━━━ Stored rows ━━━
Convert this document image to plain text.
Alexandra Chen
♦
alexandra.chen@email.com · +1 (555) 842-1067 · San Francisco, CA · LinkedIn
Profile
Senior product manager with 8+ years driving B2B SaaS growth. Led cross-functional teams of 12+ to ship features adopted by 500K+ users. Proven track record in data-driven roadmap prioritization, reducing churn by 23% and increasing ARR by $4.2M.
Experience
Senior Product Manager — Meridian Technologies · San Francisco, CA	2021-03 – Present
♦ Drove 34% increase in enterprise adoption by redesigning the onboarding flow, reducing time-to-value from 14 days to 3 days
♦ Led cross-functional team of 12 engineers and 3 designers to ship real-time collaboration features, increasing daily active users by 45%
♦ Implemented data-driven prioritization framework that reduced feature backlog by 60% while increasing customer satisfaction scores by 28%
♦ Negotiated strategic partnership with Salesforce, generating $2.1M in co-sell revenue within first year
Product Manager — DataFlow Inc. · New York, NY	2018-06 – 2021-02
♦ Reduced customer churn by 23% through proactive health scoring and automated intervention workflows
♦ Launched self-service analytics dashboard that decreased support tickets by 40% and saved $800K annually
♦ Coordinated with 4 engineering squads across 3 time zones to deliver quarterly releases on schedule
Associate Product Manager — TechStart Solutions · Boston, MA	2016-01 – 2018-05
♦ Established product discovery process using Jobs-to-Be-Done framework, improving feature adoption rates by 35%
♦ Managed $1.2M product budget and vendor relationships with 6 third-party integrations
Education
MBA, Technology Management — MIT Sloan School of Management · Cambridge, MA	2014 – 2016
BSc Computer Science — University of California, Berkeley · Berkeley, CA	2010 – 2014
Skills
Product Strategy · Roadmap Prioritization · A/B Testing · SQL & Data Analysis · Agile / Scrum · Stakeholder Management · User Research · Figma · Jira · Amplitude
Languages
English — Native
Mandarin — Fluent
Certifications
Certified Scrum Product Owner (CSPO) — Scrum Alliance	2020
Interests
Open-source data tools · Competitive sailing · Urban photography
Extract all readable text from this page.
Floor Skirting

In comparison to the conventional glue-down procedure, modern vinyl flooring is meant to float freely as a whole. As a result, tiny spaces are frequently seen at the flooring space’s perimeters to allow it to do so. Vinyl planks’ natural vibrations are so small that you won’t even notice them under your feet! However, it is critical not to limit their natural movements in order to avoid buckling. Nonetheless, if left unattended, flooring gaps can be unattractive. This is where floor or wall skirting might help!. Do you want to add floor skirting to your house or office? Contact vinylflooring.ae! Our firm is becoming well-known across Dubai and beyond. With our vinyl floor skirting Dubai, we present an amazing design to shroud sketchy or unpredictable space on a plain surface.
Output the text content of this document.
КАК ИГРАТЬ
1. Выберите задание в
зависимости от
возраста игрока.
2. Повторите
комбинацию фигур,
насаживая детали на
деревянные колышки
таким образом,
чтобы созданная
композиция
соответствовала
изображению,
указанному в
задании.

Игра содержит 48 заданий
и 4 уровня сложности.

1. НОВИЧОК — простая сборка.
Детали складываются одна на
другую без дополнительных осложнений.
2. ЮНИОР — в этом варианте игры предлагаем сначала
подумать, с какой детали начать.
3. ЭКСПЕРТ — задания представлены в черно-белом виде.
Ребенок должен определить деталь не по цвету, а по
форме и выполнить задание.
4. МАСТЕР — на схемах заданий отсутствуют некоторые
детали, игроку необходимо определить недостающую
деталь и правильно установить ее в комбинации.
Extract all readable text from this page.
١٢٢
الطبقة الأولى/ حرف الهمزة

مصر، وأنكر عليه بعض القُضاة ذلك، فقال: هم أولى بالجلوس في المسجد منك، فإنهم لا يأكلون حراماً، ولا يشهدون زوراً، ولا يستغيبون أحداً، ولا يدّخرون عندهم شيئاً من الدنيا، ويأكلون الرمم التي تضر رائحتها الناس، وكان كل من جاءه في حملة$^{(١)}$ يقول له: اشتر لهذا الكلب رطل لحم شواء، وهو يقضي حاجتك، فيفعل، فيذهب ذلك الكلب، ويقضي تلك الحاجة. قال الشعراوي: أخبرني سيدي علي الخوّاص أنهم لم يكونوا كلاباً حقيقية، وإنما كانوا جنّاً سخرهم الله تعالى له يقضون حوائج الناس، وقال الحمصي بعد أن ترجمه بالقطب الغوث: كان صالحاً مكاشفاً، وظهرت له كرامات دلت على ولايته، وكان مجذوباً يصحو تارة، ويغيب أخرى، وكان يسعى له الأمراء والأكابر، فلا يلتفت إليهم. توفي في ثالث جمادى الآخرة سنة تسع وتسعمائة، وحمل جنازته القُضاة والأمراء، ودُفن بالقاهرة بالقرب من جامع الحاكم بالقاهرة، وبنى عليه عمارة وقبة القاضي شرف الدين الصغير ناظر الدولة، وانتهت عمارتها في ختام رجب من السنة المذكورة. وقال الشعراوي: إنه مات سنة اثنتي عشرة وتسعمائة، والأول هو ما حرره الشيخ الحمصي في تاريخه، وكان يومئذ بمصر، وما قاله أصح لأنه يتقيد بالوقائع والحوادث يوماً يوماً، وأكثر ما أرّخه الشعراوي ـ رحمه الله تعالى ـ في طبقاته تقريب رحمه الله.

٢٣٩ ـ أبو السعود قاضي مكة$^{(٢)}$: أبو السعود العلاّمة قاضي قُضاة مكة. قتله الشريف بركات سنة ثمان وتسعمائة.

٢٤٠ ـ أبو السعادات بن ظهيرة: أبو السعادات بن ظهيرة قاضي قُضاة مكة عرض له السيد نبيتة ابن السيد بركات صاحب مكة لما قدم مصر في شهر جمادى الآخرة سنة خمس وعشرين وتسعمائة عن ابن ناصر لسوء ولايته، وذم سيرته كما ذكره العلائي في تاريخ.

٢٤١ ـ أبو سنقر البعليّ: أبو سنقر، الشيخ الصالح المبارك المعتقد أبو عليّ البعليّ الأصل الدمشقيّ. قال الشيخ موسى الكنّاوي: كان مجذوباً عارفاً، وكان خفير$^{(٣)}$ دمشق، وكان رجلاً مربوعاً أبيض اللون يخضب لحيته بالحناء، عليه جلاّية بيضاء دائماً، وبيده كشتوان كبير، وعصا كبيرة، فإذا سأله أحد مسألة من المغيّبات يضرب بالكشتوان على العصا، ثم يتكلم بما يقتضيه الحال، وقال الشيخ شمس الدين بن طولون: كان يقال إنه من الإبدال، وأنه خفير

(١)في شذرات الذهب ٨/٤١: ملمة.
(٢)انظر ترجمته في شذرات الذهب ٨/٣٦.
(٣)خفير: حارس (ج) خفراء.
━━━
**Exercise details:**
Copy out the whole listing, exactly as written.

**Output:**
Convert this document image to plain text.
Alexandra Chen
♦
alexandra.chen@email.com · +1 (555) 842-1067 · San Francisco, CA · LinkedIn
Profile
Senior product manager with 8+ years driving B2B SaaS growth. Led cross-functional teams of 12+ to ship features adopted by 500K+ users. Proven track record in data-driven roadmap prioritization, reducing churn by 23% and increasing ARR by $4.2M.
Experience
Senior Product Manager — Meridian Technologies · San Francisco, CA	2021-03 – Present
♦ Drove 34% increase in enterprise adoption by redesigning the onboarding flow, reducing time-to-value from 14 days to 3 days
♦ Led cross-functional team of 12 engineers and 3 designers to ship real-time collaboration features, increasing daily active users by 45%
♦ Implemented data-driven prioritization framework that reduced feature backlog by 60% while increasing customer satisfaction scores by 28%
♦ Negotiated strategic partnership with Salesforce, generating $2.1M in co-sell revenue within first year
Product Manager — DataFlow Inc. · New York, NY	2018-06 – 2021-02
♦ Reduced customer churn by 23% through proactive health scoring and automated intervention workflows
♦ Launched self-service analytics dashboard that decreased support tickets by 40% and saved $800K annually
♦ Coordinated with 4 engineering squads across 3 time zones to deliver quarterly releases on schedule
Associate Product Manager — TechStart Solutions · Boston, MA	2016-01 – 2018-05
♦ Established product discovery process using Jobs-to-Be-Done framework, improving feature adoption rates by 35%
♦ Managed $1.2M product budget and vendor relationships with 6 third-party integrations
Education
MBA, Technology Management — MIT Sloan School of Management · Cambridge, MA	2014 – 2016
BSc Computer Science — University of California, Berkeley · Berkeley, CA	2010 – 2014
Skills
Product Strategy · Roadmap Prioritization · A/B Testing · SQL & Data Analysis · Agile / Scrum · Stakeholder Management · User Research · Figma · Jira · Amplitude
Languages
English — Native
Mandarin — Fluent
Certifications
Certified Scrum Product Owner (CSPO) — Scrum Alliance	2020
Interests
Open-source data tools · Competitive sailing · Urban photography
Extract all readable text from this page.
Floor Skirting

In comparison to the conventional glue-down procedure, modern vinyl flooring is meant to float freely as a whole. As a result, tiny spaces are frequently seen at the flooring space’s perimeters to allow it to do so. Vinyl planks’ natural vibrations are so small that you won’t even notice them under your feet! However, it is critical not to limit their natural movements in order to avoid buckling. Nonetheless, if left unattended, flooring gaps can be unattractive. This is where floor or wall skirting might help!. Do you want to add floor skirting to your house or office? Contact vinylflooring.ae! Our firm is becoming well-known across Dubai and beyond. With our vinyl floor skirting Dubai, we present an amazing design to shroud sketchy or unpredictable space on a plain surface.
Output the text content of this document.
КАК ИГРАТЬ
1. Выберите задание в
зависимости от
возраста игрока.
2. Повторите
комбинацию фигур,
насаживая детали на
деревянные колышки
таким образом,
чтобы созданная
композиция
соответствовала
изображению,
указанному в
задании.

Игра содержит 48 заданий
и 4 уровня сложности.

1. НОВИЧОК — простая сборка.
Детали складываются одна на
другую без дополнительных осложнений.
2. ЮНИОР — в этом варианте игры предлагаем сначала
подумать, с какой детали начать.
3. ЭКСПЕРТ — задания представлены в черно-белом виде.
Ребенок должен определить деталь не по цвету, а по
форме и выполнить задание.
4. МАСТЕР — на схемах заданий отсутствуют некоторые
детали, игроку необходимо определить недостающую
деталь и правильно установить ее в комбинации.
Extract all readable text from this page.
١٢٢
الطبقة الأولى/ حرف الهمزة

مصر، وأنكر عليه بعض القُضاة ذلك، فقال: هم أولى بالجلوس في المسجد منك، فإنهم لا يأكلون حراماً، ولا يشهدون زوراً، ولا يستغيبون أحداً، ولا يدّخرون عندهم شيئاً من الدنيا، ويأكلون الرمم التي تضر رائحتها الناس، وكان كل من جاءه في حملة$^{(١)}$ يقول له: اشتر لهذا الكلب رطل لحم شواء، وهو يقضي حاجتك، فيفعل، فيذهب ذلك الكلب، ويقضي تلك الحاجة. قال الشعراوي: أخبرني سيدي علي الخوّاص أنهم لم يكونوا كلاباً حقيقية، وإنما كانوا جنّاً سخرهم الله تعالى له يقضون حوائج الناس، وقال الحمصي بعد أن ترجمه بالقطب الغوث: كان صالحاً مكاشفاً، وظهرت له كرامات دلت على ولايته، وكان مجذوباً يصحو تارة، ويغيب أخرى، وكان يسعى له الأمراء والأكابر، فلا يلتفت إليهم. توفي في ثالث جمادى الآخرة سنة تسع وتسعمائة، وحمل جنازته القُضاة والأمراء، ودُفن بالقاهرة بالقرب من جامع الحاكم بالقاهرة، وبنى عليه عمارة وقبة القاضي شرف الدين الصغير ناظر الدولة، وانتهت عمارتها في ختام رجب من السنة المذكورة. وقال الشعراوي: إنه مات سنة اثنتي عشرة وتسعمائة، والأول هو ما حرره الشيخ الحمصي في تاريخه، وكان يومئذ بمصر، وما قاله أصح لأنه يتقيد بالوقائع والحوادث يوماً يوماً، وأكثر ما أرّخه الشعراوي ـ رحمه الله تعالى ـ في طبقاته تقريب رحمه الله.

٢٣٩ ـ أبو السعود قاضي مكة$^{(٢)}$: أبو السعود العلاّمة قاضي قُضاة مكة. قتله الشريف بركات سنة ثمان وتسعمائة.

٢٤٠ ـ أبو السعادات بن ظهيرة: أبو السعادات بن ظهيرة قاضي قُضاة مكة عرض له السيد نبيتة ابن السيد بركات صاحب مكة لما قدم مصر في شهر جمادى الآخرة سنة خمس وعشرين وتسعمائة عن ابن ناصر لسوء ولايته، وذم سيرته كما ذكره العلائي في تاريخ.

٢٤١ ـ أبو سنقر البعليّ: أبو سنقر، الشيخ الصالح المبارك المعتقد أبو عليّ البعليّ الأصل الدمشقيّ. قال الشيخ موسى الكنّاوي: كان مجذوباً عارفاً، وكان خفير$^{(٣)}$ دمشق، وكان رجلاً مربوعاً أبيض اللون يخضب لحيته بالحناء، عليه جلاّية بيضاء دائماً، وبيده كشتوان كبير، وعصا كبيرة، فإذا سأله أحد مسألة من المغيّبات يضرب بالكشتوان على العصا، ثم يتكلم بما يقتضيه الحال، وقال الشيخ شمس الدين بن طولون: كان يقال إنه من الإبدال، وأنه خفير

(١)في شذرات الذهب ٨/٤١: ملمة.
(٢)انظر ترجمته في شذرات الذهب ٨/٣٦.
(٣)خفير: حارس (ج) خفراء.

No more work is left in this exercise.